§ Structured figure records
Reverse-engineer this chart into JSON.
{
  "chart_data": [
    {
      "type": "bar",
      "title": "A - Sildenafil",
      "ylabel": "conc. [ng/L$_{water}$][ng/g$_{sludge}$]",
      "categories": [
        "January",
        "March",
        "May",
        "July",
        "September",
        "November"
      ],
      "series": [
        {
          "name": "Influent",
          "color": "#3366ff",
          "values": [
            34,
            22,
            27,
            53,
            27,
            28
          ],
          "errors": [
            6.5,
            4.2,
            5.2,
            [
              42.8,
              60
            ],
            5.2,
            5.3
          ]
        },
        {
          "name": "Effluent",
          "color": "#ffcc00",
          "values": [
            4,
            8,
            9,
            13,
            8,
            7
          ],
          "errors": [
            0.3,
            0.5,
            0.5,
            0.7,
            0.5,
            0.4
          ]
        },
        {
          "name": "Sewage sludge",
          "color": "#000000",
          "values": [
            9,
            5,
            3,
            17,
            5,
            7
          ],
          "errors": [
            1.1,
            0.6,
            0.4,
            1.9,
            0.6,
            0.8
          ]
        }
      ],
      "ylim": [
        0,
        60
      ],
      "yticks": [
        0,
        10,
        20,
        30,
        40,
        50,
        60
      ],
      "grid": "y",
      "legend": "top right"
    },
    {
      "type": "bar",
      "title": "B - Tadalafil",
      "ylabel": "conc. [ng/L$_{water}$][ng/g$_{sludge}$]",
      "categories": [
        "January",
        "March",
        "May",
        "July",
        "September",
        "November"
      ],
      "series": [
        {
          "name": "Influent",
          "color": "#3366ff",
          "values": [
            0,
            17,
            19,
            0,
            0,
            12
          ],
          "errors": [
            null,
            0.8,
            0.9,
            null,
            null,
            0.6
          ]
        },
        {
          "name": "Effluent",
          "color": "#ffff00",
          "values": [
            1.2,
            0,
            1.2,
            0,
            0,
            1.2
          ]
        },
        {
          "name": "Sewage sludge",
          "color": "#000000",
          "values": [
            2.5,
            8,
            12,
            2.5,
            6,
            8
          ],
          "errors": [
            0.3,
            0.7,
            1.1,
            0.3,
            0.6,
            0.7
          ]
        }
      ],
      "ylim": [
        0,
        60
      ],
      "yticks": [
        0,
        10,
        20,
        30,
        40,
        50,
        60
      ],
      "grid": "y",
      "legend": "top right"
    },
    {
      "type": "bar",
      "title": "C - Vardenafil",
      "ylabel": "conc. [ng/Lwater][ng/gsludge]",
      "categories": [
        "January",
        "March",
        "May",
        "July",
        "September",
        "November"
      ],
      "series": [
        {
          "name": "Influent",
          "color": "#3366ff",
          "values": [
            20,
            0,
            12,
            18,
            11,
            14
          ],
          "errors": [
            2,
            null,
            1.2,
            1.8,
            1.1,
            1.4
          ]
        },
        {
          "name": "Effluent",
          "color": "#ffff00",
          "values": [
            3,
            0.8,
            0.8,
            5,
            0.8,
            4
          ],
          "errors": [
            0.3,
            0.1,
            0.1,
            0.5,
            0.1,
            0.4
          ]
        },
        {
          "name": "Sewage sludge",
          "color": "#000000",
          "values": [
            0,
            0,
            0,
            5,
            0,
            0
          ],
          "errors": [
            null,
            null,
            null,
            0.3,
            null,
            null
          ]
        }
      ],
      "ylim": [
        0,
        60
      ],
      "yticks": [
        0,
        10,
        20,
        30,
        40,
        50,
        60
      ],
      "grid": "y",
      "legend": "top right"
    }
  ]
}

§ Problem details
Copy all of the material word for word.

§ Answer for this exercise
Reverse-engineer this chart into JSON.
{
  "chart_data": [
    {
      "type": "bar",
      "title": "A - Sildenafil",
      "ylabel": "conc. [ng/L$_{water}$][ng/g$_{sludge}$]",
      "categories": [
        "January",
        "March",
        "May",
        "July",
        "September",
        "November"
      ],
      "series": [
        {
          "name": "Influent",
          "color": "#3366ff",
          "values": [
            34,
            22,
            27,
            53,
            27,
            28
          ],
          "errors": [
            6.5,
            4.2,
            5.2,
            [
              42.8,
              60
            ],
            5.2,
            5.3
          ]
        },
        {
          "name": "Effluent",
          "color": "#ffcc00",
          "values": [
            4,
            8,
            9,
            13,
            8,
            7
          ],
          "errors": [
            0.3,
            0.5,
            0.5,
            0.7,
            0.5,
            0.4
          ]
        },
        {
          "name": "Sewage sludge",
          "color": "#000000",
          "values": [
            9,
            5,
            3,
            17,
            5,
            7
          ],
          "errors": [
            1.1,
            0.6,
            0.4,
            1.9,
            0.6,
            0.8
          ]
        }
      ],
      "ylim": [
        0,
        60
      ],
      "yticks": [
        0,
        10,
        20,
        30,
        40,
        50,
        60
      ],
      "grid": "y",
      "legend": "top right"
    },
    {
      "type": "bar",
      "title": "B - Tadalafil",
      "ylabel": "conc. [ng/L$_{water}$][ng/g$_{sludge}$]",
      "categories": [
        "January",
        "March",
        "May",
        "July",
        "September",
        "November"
      ],
      "series": [
        {
          "name": "Influent",
          "color": "#3366ff",
          "values": [
            0,
            17,
            19,
            0,
            0,
            12
          ],
          "errors": [
            null,
            0.8,
            0.9,
            null,
            null,
            0.6
          ]
        },
        {
          "name": "Effluent",
          "color": "#ffff00",
          "values": [
            1.2,
            0,
            1.2,
            0,
            0,
            1.2
          ]
        },
        {
          "name": "Sewage sludge",
          "color": "#000000",
          "values": [
            2.5,
            8,
            12,
            2.5,
            6,
            8
          ],
          "errors": [
            0.3,
            0.7,
            1.1,
            0.3,
            0.6,
            0.7
          ]
        }
      ],
      "ylim": [
        0,
        60
      ],
      "yticks": [
        0,
        10,
        20,
        30,
        40,
        50,
        60
      ],
      "grid": "y",
      "legend": "top right"
    },
    {
      "type": "bar",
      "title": "C - Vardenafil",
      "ylabel": "conc. [ng/Lwater][ng/gsludge]",
      "categories": [
        "January",
        "March",
        "May",
        "July",
        "September",
        "November"
      ],
      "series": [
        {
          "name": "Influent",
          "color": "#3366ff",
          "values": [
            20,
            0,
            12,
            18,
            11,
            14
          ],
          "errors": [
            2,
            null,
            1.2,
            1.8,
            1.1,
            1.4
          ]
        },
        {
          "name": "Effluent",
          "color": "#ffff00",
          "values": [
            3,
            0.8,
            0.8,
            5,
            0.8,
            4
          ],
          "errors": [
            0.3,
            0.1,
            0.1,
            0.5,
            0.1,
            0.4
          ]
        },
        {
          "name": "Sewage sludge",
          "color": "#000000",
          "values": [
            0,
            0,
            0,
            5,
            0,
            0
          ],
          "errors": [
            null,
            null,
            null,
            0.3,
            null,
            null
          ]
        }
      ],
      "ylim": [
        0,
        60
      ],
      "yticks": [
        0,
        10,
        20,
        30,
        40,
        50,
        60
      ],
      "grid": "y",
      "legend": "top right"
    }
  ]
}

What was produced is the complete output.